* **The task**
Could you extract every entry below and reproduce it exactly?

* **Provided entries**

##########

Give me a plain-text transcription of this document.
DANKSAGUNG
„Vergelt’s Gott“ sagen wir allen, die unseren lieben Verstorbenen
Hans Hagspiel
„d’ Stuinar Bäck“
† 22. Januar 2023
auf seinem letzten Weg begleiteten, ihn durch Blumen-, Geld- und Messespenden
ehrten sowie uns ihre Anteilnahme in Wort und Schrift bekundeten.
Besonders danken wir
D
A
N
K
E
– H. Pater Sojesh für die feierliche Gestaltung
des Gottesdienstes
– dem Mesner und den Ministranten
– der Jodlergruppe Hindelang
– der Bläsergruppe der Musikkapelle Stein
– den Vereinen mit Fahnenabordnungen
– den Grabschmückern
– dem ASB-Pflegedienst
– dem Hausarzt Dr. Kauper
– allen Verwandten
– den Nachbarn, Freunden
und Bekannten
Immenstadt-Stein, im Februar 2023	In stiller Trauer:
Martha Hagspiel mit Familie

##########

* **Worked solution**
Give me a plain-text transcription of this document.
DANKSAGUNG
„Vergelt’s Gott“ sagen wir allen, die unseren lieben Verstorbenen
Hans Hagspiel
„d’ Stuinar Bäck“
† 22. Januar 2023
auf seinem letzten Weg begleiteten, ihn durch Blumen-, Geld- und Messespenden
ehrten sowie uns ihre Anteilnahme in Wort und Schrift bekundeten.
Besonders danken wir
D
A
N
K
E
– H. Pater Sojesh für die feierliche Gestaltung
des Gottesdienstes
– dem Mesner und den Ministranten
– der Jodlergruppe Hindelang
– der Bläsergruppe der Musikkapelle Stein
– den Vereinen mit Fahnenabordnungen
– den Grabschmückern
– dem ASB-Pflegedienst
– dem Hausarzt Dr. Kauper
– allen Verwandten
– den Nachbarn, Freunden
und Bekannten
Immenstadt-Stein, im Februar 2023	In stiller Trauer:
Martha Hagspiel mit Familie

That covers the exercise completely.